Each record is to be transcribed exactly.

→ Records shown
■ ■ ■ ■ ■
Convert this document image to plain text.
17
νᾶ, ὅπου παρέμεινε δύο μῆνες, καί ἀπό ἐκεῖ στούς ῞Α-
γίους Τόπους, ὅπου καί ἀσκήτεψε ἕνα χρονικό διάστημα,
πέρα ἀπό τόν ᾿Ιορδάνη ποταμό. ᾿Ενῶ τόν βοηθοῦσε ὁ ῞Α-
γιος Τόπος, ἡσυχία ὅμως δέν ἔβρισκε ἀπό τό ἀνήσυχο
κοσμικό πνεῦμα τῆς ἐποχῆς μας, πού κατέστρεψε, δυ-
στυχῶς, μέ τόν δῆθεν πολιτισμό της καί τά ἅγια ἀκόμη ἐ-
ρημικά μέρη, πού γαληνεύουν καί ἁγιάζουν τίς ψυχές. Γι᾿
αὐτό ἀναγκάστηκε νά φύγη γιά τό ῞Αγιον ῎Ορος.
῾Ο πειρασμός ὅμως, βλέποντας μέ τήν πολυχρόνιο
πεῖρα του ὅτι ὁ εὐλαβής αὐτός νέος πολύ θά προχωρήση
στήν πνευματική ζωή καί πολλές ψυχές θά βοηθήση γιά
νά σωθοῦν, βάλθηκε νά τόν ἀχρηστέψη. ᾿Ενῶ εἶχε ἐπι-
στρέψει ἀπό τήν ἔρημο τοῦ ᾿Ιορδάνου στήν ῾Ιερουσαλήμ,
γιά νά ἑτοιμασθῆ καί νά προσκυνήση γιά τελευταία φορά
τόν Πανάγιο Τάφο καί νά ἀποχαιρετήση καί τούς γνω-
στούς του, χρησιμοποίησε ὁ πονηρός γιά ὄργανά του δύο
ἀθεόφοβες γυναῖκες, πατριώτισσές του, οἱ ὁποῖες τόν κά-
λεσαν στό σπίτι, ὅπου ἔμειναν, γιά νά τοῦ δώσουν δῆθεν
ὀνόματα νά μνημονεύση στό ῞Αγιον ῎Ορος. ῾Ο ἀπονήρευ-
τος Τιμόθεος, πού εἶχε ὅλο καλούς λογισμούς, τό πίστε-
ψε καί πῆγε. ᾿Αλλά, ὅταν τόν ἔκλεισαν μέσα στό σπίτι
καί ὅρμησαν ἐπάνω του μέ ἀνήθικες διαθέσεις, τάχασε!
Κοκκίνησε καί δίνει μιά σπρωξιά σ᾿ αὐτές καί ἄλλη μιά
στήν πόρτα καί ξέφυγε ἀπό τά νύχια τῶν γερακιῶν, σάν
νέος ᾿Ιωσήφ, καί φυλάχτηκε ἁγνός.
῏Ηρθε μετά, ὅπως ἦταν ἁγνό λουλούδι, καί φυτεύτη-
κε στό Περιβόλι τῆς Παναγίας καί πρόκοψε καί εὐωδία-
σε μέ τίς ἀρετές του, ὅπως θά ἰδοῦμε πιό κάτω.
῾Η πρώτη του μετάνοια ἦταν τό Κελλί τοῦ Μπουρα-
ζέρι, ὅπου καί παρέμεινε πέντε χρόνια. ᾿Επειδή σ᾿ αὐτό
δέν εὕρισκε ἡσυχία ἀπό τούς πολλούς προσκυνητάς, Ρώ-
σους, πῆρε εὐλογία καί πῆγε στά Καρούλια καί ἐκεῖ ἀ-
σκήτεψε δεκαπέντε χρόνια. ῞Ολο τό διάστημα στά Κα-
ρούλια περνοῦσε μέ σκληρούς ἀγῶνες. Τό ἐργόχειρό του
■ ■ ■ ■ ■
→ Worked solution
Convert this document image to plain text.
17
νᾶ, ὅπου παρέμεινε δύο μῆνες, καί ἀπό ἐκεῖ στούς ῞Α-
γίους Τόπους, ὅπου καί ἀσκήτεψε ἕνα χρονικό διάστημα,
πέρα ἀπό τόν ᾿Ιορδάνη ποταμό. ᾿Ενῶ τόν βοηθοῦσε ὁ ῞Α-
γιος Τόπος, ἡσυχία ὅμως δέν ἔβρισκε ἀπό τό ἀνήσυχο
κοσμικό πνεῦμα τῆς ἐποχῆς μας, πού κατέστρεψε, δυ-
στυχῶς, μέ τόν δῆθεν πολιτισμό της καί τά ἅγια ἀκόμη ἐ-
ρημικά μέρη, πού γαληνεύουν καί ἁγιάζουν τίς ψυχές. Γι᾿
αὐτό ἀναγκάστηκε νά φύγη γιά τό ῞Αγιον ῎Ορος.
῾Ο πειρασμός ὅμως, βλέποντας μέ τήν πολυχρόνιο
πεῖρα του ὅτι ὁ εὐλαβής αὐτός νέος πολύ θά προχωρήση
στήν πνευματική ζωή καί πολλές ψυχές θά βοηθήση γιά
νά σωθοῦν, βάλθηκε νά τόν ἀχρηστέψη. ᾿Ενῶ εἶχε ἐπι-
στρέψει ἀπό τήν ἔρημο τοῦ ᾿Ιορδάνου στήν ῾Ιερουσαλήμ,
γιά νά ἑτοιμασθῆ καί νά προσκυνήση γιά τελευταία φορά
τόν Πανάγιο Τάφο καί νά ἀποχαιρετήση καί τούς γνω-
στούς του, χρησιμοποίησε ὁ πονηρός γιά ὄργανά του δύο
ἀθεόφοβες γυναῖκες, πατριώτισσές του, οἱ ὁποῖες τόν κά-
λεσαν στό σπίτι, ὅπου ἔμειναν, γιά νά τοῦ δώσουν δῆθεν
ὀνόματα νά μνημονεύση στό ῞Αγιον ῎Ορος. ῾Ο ἀπονήρευ-
τος Τιμόθεος, πού εἶχε ὅλο καλούς λογισμούς, τό πίστε-
ψε καί πῆγε. ᾿Αλλά, ὅταν τόν ἔκλεισαν μέσα στό σπίτι
καί ὅρμησαν ἐπάνω του μέ ἀνήθικες διαθέσεις, τάχασε!
Κοκκίνησε καί δίνει μιά σπρωξιά σ᾿ αὐτές καί ἄλλη μιά
στήν πόρτα καί ξέφυγε ἀπό τά νύχια τῶν γερακιῶν, σάν
νέος ᾿Ιωσήφ, καί φυλάχτηκε ἁγνός.
῏Ηρθε μετά, ὅπως ἦταν ἁγνό λουλούδι, καί φυτεύτη-
κε στό Περιβόλι τῆς Παναγίας καί πρόκοψε καί εὐωδία-
σε μέ τίς ἀρετές του, ὅπως θά ἰδοῦμε πιό κάτω.
῾Η πρώτη του μετάνοια ἦταν τό Κελλί τοῦ Μπουρα-
ζέρι, ὅπου καί παρέμεινε πέντε χρόνια. ᾿Επειδή σ᾿ αὐτό
δέν εὕρισκε ἡσυχία ἀπό τούς πολλούς προσκυνητάς, Ρώ-
σους, πῆρε εὐλογία καί πῆγε στά Καρούλια καί ἐκεῖ ἀ-
σκήτεψε δεκαπέντε χρόνια. ῞Ολο τό διάστημα στά Κα-
ρούλια περνοῦσε μέ σκληρούς ἀγῶνες. Τό ἐργόχειρό του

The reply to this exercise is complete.